↓↓↓
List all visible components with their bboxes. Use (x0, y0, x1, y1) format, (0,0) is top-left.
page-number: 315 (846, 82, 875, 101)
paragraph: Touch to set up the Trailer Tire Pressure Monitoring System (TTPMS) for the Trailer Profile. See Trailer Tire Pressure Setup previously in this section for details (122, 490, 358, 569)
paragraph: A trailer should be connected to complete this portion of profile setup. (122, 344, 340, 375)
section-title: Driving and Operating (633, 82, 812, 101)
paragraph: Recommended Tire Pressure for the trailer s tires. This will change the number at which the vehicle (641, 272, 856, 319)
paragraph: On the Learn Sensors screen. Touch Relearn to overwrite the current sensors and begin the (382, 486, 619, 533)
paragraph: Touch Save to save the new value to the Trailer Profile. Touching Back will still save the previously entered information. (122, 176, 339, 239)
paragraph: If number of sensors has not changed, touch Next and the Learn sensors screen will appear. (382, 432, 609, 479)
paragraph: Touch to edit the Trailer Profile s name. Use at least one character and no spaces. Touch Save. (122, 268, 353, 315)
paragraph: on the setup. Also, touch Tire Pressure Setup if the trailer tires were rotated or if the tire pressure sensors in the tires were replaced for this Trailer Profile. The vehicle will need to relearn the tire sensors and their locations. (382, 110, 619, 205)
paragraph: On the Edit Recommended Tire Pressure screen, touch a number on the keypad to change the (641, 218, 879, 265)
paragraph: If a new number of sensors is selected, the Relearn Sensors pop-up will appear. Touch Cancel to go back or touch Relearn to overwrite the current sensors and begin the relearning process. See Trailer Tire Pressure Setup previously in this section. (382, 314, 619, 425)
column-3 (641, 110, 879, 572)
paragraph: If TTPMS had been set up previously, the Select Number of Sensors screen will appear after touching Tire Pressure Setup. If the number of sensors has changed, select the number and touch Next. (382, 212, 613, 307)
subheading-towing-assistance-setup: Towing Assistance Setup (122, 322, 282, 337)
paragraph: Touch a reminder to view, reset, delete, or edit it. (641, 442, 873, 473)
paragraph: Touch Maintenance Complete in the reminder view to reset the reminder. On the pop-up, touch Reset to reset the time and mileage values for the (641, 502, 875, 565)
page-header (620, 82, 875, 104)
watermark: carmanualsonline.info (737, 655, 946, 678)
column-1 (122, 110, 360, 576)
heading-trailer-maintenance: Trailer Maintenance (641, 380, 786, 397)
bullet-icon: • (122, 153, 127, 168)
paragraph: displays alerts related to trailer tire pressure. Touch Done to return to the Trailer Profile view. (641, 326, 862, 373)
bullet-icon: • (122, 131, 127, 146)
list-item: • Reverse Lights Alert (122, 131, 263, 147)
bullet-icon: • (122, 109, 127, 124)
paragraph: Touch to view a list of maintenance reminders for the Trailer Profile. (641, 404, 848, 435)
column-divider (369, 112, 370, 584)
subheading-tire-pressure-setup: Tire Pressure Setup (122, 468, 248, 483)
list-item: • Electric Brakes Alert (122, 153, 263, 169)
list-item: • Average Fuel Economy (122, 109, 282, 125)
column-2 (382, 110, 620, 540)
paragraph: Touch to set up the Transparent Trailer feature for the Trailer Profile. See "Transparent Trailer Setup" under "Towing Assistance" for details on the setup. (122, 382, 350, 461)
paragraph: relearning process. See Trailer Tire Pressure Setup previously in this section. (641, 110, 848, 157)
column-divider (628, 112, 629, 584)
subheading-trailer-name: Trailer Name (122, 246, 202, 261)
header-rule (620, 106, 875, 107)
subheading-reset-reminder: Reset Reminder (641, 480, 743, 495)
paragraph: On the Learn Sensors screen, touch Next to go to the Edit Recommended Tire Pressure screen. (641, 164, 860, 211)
↑↑↑
> Exercise
Pull out every line of the data that contains the word "name" and list those lines.

> Complete output
paragraph: Touch to edit the Trailer Profile s name. Use at least one character and no spaces. Touch Save. (122, 268, 353, 315)
subheading-trailer-name: Trailer Name (122, 246, 202, 261)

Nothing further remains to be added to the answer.